begin

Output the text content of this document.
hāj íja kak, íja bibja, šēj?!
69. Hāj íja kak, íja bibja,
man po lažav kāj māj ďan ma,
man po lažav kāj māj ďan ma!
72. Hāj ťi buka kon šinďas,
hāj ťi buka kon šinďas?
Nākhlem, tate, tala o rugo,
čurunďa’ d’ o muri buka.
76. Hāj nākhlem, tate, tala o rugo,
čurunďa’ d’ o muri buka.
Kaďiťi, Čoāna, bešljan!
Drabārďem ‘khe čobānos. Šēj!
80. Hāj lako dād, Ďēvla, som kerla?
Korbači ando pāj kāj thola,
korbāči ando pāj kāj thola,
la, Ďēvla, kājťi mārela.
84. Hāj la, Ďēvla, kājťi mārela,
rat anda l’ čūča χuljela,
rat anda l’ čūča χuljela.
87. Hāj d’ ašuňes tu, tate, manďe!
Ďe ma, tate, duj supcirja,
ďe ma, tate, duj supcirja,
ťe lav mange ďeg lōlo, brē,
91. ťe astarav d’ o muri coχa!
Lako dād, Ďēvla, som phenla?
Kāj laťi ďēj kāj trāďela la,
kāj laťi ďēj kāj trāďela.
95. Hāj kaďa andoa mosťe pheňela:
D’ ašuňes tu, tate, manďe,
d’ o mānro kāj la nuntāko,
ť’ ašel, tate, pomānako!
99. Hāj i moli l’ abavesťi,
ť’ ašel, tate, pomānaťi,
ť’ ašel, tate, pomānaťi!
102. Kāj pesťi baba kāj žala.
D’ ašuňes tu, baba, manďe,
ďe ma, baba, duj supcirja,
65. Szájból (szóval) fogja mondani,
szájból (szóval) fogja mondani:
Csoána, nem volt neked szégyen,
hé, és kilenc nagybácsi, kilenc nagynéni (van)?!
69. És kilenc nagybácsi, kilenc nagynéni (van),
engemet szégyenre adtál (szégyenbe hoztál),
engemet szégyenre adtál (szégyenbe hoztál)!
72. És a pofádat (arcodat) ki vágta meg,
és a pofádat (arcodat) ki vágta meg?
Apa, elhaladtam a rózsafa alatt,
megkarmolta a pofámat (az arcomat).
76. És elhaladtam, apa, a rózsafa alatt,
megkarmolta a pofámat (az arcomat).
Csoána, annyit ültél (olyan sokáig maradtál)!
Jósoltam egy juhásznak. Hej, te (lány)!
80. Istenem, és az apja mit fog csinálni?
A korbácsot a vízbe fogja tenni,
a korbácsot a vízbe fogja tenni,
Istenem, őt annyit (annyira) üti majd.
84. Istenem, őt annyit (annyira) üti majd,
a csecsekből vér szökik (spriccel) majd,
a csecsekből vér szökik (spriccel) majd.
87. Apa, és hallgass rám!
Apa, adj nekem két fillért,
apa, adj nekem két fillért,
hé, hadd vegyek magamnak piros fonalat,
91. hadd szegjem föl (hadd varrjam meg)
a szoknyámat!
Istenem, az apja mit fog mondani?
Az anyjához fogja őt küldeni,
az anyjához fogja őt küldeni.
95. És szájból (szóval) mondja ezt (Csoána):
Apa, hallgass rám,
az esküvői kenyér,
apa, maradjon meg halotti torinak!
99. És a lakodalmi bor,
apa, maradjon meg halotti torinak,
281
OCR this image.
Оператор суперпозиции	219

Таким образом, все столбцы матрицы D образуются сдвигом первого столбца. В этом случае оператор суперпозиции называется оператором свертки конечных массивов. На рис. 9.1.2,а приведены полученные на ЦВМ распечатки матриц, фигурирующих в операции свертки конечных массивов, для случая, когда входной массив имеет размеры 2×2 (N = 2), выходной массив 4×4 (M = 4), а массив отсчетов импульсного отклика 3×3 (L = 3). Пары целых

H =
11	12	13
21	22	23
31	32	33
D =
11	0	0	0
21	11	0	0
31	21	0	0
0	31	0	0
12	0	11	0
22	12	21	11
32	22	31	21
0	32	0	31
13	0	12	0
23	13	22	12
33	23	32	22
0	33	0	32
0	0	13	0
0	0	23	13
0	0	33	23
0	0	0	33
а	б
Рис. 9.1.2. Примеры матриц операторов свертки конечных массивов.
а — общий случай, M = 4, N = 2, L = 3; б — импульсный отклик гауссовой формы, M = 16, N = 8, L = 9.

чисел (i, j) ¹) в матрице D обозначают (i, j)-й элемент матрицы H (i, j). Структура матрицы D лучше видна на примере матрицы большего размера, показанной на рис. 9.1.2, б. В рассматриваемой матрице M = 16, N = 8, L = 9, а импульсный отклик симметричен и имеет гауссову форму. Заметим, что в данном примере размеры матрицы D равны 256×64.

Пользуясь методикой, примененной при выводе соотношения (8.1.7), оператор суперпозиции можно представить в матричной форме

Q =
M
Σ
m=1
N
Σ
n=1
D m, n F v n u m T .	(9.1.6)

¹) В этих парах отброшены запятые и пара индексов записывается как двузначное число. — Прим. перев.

end

Directions:
Gather from the data above every line with the string "hallgass".

Completed exercise:
87. Apa, és hallgass rám!
Apa, hallgass rám,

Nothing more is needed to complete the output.